= WHAT YOU HAVE TO DO =
Extract from the listing each line in which the word "Settings" appears.

= ITEMS =
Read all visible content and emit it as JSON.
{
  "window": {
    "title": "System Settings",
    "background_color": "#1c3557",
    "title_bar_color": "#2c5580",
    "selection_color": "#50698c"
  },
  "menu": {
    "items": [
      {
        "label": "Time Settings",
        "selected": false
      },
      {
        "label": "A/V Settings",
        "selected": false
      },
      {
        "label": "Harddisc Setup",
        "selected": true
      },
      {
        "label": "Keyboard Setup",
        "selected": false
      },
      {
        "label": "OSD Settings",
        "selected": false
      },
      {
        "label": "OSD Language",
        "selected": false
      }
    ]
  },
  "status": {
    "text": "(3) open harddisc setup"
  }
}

= FINAL ANSWER =
    "title": "System Settings",
        "label": "Time Settings",
        "label": "A/V Settings",
        "label": "OSD Settings",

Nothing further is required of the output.